— Start —

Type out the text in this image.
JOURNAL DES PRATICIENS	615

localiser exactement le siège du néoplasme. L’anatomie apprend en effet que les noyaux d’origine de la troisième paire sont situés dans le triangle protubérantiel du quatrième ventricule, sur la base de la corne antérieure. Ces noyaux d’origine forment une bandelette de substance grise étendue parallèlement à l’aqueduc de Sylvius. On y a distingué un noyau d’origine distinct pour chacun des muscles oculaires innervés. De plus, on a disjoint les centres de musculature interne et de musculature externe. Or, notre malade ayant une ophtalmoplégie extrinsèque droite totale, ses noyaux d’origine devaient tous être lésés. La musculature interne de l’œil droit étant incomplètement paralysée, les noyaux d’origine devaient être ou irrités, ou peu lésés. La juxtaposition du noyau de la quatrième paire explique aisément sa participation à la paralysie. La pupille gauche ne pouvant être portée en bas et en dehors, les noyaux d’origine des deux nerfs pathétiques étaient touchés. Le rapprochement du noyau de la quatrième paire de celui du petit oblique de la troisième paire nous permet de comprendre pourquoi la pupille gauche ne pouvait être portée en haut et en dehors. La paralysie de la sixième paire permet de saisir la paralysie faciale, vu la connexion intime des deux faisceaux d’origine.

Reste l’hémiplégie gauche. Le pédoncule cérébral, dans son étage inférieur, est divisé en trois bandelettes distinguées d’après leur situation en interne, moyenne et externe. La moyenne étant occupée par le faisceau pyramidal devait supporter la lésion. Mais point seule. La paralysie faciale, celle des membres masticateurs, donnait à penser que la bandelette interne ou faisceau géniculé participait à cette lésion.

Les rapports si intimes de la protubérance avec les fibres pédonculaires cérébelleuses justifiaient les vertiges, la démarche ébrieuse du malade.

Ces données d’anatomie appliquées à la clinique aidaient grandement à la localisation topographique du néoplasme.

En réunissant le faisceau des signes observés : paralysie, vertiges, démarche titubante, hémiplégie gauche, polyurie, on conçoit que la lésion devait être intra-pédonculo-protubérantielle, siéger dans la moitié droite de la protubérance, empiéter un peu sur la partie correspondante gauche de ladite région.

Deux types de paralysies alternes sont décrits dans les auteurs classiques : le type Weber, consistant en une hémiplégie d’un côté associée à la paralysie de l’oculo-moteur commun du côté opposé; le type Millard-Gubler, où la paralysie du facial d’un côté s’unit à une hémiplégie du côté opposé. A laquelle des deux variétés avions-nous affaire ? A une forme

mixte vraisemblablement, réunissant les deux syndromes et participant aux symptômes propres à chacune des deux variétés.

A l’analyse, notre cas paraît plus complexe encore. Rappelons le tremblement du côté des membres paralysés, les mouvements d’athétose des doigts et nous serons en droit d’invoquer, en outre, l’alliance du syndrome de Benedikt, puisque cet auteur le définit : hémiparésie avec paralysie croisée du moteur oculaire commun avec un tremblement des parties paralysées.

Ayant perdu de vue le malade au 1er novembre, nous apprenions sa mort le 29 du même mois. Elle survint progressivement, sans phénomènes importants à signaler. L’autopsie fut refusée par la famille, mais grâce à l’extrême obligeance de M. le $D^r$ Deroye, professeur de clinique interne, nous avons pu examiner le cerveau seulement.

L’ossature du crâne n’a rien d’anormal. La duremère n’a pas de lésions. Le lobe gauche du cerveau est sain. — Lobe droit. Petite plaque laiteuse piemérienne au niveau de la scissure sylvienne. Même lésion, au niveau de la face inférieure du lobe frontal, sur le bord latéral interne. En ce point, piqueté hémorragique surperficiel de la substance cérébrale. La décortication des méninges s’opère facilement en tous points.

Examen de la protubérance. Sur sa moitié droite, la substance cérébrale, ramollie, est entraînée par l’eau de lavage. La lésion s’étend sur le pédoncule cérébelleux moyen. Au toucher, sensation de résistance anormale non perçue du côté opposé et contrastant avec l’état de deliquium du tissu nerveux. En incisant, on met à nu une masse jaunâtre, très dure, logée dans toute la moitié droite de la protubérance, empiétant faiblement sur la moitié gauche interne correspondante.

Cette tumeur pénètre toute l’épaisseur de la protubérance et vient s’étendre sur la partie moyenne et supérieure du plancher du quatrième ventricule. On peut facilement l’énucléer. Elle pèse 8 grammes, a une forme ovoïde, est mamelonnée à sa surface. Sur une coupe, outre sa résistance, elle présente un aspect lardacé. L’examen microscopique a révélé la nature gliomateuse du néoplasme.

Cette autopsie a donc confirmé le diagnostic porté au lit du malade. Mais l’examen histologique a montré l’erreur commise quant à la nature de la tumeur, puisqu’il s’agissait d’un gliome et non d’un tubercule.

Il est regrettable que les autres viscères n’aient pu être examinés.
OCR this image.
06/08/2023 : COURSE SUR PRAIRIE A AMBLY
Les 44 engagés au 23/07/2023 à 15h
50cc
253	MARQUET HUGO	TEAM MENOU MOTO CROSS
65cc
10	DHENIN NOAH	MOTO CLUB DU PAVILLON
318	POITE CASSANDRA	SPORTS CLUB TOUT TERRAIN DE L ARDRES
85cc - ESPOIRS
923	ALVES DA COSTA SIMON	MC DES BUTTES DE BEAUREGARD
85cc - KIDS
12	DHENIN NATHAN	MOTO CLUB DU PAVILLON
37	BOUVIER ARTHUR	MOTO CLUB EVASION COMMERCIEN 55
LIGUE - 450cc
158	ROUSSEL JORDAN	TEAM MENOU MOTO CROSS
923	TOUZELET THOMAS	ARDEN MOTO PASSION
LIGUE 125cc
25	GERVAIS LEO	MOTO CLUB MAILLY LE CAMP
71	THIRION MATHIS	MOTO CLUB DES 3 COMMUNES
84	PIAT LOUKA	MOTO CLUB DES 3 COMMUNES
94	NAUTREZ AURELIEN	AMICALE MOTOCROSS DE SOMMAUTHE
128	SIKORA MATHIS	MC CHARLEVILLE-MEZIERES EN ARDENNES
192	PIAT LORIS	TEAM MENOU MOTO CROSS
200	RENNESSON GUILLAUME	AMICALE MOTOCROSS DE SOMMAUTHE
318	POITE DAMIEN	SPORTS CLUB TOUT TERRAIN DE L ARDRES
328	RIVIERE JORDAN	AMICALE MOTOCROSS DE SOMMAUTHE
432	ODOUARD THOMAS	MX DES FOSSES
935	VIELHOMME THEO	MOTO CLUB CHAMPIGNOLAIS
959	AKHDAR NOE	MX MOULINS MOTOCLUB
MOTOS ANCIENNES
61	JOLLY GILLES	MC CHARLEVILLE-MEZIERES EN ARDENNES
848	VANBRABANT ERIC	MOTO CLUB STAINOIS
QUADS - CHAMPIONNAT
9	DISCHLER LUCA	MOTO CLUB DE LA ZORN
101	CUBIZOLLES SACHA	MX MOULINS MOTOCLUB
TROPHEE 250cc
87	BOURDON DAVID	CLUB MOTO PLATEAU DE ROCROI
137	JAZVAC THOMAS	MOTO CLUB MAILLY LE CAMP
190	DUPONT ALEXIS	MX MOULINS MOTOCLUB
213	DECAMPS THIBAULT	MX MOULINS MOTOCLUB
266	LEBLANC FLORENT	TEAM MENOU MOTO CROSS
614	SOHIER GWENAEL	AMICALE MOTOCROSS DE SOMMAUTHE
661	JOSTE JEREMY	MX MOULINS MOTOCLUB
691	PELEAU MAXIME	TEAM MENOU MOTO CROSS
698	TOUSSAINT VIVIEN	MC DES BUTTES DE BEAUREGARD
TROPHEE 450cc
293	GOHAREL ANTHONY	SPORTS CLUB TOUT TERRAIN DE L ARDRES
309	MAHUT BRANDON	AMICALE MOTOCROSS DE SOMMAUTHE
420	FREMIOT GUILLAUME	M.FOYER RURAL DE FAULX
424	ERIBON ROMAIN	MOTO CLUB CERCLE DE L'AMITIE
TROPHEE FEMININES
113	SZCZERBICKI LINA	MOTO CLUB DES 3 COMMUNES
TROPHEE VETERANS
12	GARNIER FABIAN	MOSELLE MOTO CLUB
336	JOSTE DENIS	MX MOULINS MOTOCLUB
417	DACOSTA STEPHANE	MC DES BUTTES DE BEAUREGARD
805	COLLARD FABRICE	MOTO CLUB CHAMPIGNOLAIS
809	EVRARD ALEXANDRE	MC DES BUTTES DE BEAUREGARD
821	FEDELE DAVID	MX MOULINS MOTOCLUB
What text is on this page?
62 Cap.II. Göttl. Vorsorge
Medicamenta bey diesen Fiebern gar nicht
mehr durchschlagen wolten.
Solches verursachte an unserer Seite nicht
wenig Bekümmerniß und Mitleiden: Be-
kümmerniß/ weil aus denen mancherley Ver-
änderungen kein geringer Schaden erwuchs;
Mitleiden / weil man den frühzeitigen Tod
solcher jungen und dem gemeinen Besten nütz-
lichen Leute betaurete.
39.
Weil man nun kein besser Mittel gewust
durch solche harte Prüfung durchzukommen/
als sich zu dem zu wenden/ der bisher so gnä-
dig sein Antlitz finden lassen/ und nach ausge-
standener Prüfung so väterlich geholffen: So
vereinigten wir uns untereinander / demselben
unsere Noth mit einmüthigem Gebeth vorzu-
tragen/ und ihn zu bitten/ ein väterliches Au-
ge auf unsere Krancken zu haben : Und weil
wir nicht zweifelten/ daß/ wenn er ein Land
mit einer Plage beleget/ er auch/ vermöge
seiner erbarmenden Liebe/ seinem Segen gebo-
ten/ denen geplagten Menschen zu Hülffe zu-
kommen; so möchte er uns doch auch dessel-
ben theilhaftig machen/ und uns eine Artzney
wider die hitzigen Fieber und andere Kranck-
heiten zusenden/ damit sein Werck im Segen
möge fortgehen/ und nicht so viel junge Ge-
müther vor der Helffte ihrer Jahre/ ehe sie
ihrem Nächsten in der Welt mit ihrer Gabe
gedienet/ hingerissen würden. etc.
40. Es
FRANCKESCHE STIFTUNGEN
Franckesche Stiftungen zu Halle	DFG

— End —

EXERCISE GOAL: State only the count of lines above that hold the string "MENOU".

WRITTEN ANSWER: 5